# [Set problem]
Check each line of the listing, and copy it if it contains the word "para".

# [Records to process]

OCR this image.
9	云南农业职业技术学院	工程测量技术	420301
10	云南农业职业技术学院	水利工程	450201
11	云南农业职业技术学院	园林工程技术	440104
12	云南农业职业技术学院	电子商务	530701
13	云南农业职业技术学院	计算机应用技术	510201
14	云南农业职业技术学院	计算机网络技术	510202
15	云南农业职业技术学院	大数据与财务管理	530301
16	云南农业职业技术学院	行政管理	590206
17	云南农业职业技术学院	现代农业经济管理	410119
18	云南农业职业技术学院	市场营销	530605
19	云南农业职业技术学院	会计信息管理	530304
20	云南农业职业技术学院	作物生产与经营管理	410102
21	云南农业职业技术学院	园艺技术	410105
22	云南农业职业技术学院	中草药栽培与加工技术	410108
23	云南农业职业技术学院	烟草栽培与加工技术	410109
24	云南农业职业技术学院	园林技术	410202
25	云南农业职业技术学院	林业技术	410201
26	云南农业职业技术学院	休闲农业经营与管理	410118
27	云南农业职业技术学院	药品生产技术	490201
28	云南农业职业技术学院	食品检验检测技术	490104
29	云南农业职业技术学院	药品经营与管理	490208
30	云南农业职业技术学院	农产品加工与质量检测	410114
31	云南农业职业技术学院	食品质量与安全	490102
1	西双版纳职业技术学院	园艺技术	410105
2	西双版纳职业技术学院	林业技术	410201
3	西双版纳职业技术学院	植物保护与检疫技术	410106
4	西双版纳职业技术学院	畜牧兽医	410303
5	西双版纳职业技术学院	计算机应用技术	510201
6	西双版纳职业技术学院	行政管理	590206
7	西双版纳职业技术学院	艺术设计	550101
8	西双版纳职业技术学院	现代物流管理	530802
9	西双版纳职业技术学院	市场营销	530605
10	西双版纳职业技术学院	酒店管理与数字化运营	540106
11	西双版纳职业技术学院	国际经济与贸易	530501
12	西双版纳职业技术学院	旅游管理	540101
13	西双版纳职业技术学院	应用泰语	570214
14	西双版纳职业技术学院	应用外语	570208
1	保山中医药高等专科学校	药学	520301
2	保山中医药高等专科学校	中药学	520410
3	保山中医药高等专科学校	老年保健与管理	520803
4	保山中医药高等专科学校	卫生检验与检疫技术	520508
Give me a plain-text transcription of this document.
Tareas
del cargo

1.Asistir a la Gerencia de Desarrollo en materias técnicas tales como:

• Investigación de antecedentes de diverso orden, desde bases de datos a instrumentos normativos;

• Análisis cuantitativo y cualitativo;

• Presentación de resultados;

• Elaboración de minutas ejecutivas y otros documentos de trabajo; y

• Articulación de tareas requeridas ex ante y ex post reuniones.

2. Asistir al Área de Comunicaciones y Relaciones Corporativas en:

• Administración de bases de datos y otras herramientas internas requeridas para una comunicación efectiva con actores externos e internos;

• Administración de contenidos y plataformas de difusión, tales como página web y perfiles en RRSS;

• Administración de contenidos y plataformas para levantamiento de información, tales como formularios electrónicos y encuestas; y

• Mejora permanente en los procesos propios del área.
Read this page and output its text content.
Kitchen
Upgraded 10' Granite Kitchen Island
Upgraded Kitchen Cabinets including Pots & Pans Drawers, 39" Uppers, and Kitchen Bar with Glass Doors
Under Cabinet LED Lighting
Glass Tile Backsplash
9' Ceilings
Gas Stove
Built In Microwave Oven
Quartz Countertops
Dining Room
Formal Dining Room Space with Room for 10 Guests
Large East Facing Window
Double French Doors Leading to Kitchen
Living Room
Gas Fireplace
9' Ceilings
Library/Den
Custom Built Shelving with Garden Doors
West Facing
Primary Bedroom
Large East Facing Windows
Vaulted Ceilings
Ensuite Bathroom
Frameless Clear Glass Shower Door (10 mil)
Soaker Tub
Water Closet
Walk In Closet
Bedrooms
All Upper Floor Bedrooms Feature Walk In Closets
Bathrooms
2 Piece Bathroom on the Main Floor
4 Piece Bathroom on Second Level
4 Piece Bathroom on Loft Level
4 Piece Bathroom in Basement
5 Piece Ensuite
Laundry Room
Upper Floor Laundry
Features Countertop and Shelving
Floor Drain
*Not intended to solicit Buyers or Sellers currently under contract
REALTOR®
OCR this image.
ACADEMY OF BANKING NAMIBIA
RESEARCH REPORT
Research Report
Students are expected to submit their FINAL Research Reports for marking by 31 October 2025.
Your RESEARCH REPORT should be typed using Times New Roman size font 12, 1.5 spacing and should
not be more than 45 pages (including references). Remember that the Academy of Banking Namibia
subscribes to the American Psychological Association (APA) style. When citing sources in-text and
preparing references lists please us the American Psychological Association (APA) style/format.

# [The answer]
• Administración de bases de datos y otras herramientas internas requeridas para una comunicación efectiva con actores externos e internos;
• Administración de contenidos y plataformas para levantamiento de información, tales como formularios electrónicos y encuestas; y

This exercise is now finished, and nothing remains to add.